→ Exercise brief:
Find the word "metastasis" in the records below. List each line containing it.

(Entries taken from a collection)

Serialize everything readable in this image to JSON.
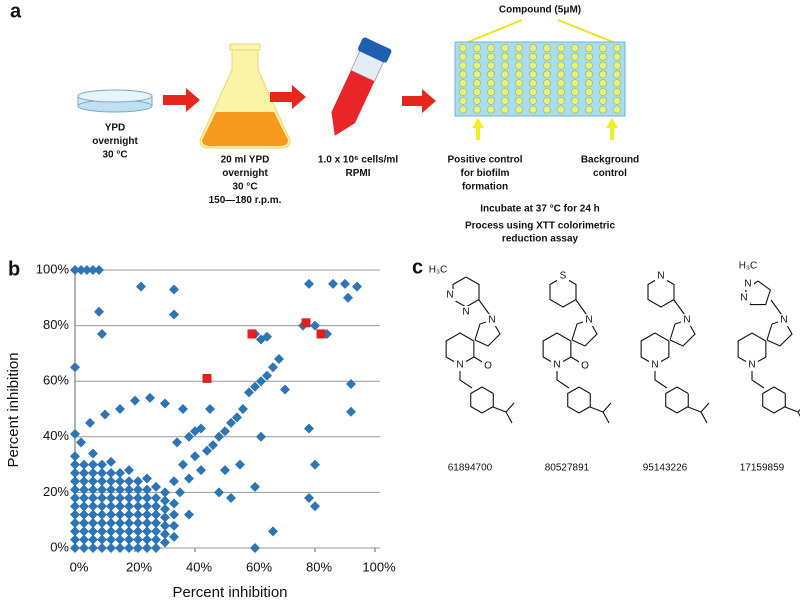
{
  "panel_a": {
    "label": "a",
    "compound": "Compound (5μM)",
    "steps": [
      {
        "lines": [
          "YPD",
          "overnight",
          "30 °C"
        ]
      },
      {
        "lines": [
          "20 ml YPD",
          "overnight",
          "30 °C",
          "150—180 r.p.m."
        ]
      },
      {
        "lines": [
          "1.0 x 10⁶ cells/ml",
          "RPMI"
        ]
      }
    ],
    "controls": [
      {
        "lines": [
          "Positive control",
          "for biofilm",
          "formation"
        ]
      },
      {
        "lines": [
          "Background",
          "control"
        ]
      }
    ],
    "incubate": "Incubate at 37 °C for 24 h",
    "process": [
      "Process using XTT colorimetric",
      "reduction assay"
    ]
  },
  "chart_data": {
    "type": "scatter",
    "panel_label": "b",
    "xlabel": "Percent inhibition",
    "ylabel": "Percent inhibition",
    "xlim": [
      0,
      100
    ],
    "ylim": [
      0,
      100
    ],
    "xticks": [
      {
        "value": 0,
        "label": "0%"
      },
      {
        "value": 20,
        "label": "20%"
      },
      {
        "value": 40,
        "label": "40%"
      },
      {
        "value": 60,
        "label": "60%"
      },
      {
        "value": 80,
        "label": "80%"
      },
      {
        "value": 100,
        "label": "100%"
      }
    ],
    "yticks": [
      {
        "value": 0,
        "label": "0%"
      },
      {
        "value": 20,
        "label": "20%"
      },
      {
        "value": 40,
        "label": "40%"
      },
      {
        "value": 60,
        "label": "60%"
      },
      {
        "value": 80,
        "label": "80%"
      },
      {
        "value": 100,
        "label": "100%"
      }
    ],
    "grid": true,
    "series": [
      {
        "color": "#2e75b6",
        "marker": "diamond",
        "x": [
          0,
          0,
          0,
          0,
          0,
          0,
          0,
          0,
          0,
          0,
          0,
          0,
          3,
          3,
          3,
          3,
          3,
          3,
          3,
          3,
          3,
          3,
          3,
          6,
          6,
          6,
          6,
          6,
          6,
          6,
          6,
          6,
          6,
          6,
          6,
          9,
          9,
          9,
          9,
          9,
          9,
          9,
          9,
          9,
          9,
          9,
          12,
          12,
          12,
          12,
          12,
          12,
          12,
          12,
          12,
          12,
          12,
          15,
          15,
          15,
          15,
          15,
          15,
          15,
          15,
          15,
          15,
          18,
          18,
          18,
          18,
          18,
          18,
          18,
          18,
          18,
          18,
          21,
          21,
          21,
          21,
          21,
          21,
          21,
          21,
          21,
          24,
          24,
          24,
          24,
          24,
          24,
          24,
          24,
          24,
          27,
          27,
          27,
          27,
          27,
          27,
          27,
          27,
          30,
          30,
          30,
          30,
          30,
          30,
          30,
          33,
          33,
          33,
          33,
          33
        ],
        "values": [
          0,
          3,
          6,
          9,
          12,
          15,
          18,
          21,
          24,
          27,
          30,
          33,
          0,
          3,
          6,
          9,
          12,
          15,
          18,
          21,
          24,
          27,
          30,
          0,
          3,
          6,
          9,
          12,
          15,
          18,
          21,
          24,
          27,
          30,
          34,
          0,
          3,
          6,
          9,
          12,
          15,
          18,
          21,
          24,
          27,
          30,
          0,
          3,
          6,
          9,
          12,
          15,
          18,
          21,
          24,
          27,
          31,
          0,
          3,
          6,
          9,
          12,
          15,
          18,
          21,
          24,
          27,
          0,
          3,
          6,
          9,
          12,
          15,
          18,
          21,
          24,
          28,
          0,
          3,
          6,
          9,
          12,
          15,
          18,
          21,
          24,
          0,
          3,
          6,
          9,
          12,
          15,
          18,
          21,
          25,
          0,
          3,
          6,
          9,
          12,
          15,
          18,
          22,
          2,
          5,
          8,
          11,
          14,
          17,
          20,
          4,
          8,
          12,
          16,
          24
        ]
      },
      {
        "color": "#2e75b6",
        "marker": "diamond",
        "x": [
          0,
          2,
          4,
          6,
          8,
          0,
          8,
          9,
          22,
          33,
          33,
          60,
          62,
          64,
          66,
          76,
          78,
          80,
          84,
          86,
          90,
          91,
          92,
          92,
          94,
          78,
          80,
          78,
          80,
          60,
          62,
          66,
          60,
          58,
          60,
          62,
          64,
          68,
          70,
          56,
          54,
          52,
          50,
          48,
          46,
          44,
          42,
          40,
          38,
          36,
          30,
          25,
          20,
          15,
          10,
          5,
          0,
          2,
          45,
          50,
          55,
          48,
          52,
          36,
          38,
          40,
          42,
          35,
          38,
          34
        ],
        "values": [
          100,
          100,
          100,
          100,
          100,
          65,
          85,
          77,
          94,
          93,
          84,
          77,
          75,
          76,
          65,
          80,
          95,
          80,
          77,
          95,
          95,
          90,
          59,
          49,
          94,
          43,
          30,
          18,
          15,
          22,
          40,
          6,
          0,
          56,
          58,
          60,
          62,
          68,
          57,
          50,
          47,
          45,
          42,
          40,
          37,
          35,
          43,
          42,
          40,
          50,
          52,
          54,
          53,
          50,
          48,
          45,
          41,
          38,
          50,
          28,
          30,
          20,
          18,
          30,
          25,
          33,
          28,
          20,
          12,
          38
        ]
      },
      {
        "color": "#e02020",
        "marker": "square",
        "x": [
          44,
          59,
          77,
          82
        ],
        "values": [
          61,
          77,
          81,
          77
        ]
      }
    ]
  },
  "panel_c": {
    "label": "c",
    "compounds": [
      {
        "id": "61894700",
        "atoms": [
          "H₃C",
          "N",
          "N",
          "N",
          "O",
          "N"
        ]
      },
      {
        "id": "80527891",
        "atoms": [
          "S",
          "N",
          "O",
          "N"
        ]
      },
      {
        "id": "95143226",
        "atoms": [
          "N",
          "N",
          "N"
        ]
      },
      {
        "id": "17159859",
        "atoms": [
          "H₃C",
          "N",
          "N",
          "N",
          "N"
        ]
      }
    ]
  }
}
* * *
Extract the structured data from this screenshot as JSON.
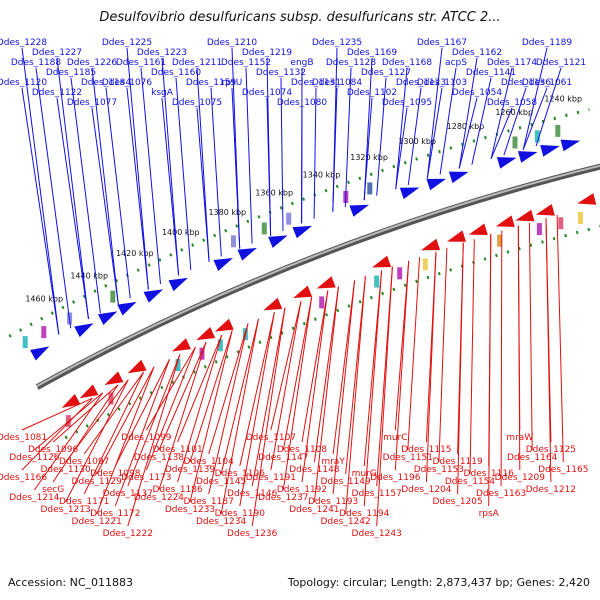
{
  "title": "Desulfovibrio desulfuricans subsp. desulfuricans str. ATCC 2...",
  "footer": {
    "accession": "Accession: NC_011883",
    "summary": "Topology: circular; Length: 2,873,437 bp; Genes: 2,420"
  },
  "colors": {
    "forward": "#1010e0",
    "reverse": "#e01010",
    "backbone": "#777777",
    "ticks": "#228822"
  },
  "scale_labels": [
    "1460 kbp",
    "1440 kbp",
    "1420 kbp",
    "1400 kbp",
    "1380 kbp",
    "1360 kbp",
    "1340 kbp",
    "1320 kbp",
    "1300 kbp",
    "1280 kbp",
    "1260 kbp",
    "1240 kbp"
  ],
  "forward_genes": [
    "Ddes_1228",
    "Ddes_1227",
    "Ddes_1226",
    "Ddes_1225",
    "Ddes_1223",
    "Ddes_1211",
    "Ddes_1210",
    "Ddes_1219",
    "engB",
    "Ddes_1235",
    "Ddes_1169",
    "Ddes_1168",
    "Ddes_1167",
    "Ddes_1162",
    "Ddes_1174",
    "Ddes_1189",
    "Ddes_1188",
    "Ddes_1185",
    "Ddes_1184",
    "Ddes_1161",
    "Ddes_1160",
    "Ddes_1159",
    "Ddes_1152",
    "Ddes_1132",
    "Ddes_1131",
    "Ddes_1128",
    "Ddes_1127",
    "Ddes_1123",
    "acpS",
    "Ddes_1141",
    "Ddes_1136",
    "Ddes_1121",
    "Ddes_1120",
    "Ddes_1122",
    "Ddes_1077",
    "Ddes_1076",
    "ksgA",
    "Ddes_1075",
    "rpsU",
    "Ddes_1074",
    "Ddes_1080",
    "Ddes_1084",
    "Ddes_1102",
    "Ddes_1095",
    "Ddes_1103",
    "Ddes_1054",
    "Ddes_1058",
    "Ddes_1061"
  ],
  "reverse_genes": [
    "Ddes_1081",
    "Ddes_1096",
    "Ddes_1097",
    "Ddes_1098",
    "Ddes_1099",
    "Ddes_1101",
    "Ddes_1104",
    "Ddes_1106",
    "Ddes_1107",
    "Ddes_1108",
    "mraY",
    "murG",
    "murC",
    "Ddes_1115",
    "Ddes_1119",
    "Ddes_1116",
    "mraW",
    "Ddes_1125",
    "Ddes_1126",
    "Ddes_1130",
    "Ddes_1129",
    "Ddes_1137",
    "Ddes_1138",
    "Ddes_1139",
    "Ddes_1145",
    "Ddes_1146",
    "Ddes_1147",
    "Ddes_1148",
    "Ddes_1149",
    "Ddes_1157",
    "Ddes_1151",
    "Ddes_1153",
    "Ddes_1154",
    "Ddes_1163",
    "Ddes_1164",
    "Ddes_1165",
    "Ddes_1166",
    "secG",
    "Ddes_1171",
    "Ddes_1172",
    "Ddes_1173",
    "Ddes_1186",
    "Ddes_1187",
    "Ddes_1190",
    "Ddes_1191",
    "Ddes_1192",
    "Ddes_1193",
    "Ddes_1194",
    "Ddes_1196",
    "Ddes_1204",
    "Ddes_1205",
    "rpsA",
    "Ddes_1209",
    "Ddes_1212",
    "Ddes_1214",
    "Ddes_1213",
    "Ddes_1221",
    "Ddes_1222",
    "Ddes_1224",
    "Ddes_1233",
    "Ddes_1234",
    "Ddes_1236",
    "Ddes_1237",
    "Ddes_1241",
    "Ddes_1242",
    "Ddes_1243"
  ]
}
==
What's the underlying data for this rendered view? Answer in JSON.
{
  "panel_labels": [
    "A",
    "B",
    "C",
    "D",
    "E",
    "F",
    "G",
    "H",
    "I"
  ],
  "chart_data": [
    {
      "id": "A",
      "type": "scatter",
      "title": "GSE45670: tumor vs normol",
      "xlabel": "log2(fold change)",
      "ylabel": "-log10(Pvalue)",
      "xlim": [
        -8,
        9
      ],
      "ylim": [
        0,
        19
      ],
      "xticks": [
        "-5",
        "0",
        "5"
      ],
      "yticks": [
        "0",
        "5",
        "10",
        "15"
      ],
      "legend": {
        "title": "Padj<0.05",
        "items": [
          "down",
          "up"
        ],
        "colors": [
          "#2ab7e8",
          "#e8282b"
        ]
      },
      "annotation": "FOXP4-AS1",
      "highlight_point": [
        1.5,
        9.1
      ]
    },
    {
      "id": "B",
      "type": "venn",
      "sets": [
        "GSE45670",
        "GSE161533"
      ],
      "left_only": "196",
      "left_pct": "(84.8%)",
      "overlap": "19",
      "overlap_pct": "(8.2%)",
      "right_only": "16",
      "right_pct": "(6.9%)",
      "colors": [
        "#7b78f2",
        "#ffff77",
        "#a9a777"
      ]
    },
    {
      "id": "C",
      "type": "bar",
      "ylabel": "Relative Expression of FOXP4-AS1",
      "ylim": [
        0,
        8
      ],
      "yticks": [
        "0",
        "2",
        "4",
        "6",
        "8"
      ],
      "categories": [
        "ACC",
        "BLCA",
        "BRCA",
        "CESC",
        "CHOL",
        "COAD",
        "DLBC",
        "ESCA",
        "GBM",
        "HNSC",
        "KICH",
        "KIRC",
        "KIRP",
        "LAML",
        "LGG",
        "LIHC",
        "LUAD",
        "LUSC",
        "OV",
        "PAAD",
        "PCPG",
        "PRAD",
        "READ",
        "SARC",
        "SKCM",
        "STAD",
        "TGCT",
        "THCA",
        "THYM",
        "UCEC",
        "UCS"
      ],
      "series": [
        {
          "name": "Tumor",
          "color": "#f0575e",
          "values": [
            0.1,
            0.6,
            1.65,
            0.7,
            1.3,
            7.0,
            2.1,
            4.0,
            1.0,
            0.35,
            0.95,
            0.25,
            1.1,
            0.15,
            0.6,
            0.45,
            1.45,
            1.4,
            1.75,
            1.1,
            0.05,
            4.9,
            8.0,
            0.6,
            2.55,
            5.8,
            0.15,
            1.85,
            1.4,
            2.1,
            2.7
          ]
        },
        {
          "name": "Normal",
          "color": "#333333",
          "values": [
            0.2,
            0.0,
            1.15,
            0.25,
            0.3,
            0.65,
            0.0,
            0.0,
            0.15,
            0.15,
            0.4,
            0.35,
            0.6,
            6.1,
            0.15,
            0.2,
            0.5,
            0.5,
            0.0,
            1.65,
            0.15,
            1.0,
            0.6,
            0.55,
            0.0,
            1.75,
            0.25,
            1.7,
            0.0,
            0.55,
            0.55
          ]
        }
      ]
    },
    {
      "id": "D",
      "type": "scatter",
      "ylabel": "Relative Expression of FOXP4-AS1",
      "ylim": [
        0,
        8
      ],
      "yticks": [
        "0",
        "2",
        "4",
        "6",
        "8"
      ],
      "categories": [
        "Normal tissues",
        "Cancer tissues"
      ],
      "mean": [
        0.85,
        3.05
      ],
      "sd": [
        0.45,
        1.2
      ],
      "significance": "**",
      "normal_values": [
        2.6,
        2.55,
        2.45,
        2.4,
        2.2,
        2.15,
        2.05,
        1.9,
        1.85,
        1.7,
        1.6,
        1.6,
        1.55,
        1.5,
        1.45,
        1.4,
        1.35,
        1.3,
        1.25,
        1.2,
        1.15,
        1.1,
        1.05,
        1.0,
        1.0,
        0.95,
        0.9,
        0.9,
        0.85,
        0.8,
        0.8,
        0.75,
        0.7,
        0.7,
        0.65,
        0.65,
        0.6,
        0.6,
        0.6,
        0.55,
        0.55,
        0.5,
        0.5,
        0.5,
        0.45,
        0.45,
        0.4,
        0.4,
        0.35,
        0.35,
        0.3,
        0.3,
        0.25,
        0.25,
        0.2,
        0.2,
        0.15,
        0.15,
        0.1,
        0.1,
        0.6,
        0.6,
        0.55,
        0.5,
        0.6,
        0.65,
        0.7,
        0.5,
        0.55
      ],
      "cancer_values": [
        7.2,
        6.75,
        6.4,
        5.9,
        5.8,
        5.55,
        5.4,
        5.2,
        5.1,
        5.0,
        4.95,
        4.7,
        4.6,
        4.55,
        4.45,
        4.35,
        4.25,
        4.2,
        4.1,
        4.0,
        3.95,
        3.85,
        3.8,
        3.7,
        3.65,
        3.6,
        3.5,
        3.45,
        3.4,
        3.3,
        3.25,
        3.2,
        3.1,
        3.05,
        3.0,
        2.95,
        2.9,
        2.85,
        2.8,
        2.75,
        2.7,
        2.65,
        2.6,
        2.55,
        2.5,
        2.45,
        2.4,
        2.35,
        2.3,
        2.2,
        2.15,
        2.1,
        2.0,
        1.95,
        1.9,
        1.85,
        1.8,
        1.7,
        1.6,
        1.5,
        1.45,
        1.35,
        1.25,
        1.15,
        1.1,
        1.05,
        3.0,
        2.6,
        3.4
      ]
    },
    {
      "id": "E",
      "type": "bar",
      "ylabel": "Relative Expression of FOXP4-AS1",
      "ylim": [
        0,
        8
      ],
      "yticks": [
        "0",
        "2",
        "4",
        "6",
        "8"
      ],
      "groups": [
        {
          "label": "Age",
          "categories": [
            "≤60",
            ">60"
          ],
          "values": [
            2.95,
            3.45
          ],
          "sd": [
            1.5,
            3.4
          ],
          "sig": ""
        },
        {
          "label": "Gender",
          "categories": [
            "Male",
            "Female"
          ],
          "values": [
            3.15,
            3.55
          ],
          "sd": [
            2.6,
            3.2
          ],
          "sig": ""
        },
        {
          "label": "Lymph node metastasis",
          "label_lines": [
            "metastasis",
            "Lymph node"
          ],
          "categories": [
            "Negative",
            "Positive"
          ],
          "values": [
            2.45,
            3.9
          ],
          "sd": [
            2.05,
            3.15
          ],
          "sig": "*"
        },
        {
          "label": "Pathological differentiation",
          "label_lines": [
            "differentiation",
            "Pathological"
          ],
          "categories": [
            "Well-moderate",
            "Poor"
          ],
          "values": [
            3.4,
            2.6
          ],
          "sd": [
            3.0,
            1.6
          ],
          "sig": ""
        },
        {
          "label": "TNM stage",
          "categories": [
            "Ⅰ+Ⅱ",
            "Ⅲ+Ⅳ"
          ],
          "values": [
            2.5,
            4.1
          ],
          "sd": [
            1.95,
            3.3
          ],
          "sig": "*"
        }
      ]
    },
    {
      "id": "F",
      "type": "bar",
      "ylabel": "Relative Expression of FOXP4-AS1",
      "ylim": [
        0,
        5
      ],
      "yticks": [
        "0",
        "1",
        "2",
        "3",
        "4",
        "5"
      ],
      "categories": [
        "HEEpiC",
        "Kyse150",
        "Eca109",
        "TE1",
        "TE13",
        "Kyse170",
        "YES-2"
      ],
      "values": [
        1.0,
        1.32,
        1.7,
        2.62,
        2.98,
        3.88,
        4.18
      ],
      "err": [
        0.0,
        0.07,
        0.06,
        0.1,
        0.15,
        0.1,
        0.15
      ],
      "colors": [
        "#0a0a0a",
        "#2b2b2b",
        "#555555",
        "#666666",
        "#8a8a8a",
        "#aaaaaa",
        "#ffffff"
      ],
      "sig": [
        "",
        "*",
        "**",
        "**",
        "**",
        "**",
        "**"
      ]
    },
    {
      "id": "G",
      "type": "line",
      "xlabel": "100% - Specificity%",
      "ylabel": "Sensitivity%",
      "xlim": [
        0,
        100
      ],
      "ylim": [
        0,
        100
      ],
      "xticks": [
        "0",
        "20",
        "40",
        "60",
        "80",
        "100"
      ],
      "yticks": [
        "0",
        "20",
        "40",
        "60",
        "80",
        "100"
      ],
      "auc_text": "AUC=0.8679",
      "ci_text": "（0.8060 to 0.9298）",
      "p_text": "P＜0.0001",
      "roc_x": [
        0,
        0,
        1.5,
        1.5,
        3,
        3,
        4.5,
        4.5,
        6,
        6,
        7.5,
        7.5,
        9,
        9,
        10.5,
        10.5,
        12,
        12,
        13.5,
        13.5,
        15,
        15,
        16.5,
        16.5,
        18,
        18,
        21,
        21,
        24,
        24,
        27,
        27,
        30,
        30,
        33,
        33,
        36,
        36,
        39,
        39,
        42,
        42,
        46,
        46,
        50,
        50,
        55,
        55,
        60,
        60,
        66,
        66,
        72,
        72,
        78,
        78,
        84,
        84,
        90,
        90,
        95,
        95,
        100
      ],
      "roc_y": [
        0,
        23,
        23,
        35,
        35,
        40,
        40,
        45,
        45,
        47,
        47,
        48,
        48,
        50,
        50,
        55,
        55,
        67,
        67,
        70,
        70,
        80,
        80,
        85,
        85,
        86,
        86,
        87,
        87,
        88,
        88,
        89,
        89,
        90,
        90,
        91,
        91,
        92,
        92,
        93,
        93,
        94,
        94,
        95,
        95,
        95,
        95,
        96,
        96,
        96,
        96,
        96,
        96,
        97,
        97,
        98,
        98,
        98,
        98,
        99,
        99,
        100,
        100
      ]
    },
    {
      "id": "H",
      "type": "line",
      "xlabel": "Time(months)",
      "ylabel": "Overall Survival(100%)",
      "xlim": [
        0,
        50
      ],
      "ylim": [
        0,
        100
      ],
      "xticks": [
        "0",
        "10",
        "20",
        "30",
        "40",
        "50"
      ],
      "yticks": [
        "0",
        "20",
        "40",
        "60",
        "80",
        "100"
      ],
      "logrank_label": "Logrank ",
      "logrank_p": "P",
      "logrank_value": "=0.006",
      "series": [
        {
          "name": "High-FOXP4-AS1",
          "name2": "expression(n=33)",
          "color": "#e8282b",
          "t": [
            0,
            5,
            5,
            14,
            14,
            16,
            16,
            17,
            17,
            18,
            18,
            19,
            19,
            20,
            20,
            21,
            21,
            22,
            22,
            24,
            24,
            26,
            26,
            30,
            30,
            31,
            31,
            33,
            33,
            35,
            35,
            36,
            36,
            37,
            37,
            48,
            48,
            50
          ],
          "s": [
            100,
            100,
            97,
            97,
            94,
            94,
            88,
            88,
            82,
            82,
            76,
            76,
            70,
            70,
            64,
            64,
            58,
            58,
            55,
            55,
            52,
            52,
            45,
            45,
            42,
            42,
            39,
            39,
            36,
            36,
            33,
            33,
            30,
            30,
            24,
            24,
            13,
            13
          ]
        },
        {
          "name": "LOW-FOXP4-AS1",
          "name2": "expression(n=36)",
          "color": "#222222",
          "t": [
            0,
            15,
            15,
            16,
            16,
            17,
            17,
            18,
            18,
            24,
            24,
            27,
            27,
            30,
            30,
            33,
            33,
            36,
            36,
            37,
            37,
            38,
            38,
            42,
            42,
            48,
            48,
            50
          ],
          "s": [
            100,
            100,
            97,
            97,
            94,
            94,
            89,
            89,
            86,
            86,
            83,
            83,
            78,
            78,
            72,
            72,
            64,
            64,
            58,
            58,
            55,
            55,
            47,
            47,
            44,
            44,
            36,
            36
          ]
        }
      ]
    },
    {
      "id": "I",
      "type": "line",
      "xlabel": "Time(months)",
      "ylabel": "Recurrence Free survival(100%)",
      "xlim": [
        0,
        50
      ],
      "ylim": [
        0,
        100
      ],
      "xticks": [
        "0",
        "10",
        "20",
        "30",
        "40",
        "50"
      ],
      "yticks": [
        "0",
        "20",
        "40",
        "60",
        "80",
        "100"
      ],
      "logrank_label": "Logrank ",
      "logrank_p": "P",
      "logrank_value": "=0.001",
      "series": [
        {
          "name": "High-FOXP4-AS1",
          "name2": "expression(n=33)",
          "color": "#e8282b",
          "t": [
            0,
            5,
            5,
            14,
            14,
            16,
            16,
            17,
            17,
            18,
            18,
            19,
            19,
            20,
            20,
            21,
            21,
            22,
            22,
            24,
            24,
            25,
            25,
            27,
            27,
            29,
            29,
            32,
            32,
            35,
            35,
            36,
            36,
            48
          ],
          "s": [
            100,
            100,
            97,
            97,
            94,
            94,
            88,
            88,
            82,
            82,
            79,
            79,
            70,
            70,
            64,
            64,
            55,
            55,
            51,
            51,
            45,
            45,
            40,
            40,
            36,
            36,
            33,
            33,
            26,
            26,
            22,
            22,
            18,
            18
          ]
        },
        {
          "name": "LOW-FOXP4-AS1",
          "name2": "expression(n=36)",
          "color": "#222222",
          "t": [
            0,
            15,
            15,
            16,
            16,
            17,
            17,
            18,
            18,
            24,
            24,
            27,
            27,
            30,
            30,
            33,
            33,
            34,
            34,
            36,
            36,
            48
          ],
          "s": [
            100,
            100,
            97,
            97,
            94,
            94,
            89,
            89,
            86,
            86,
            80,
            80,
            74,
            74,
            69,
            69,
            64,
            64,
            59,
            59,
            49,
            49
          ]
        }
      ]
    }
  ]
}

→ Written answer:
          "label": "Lymph node metastasis",
            "metastasis",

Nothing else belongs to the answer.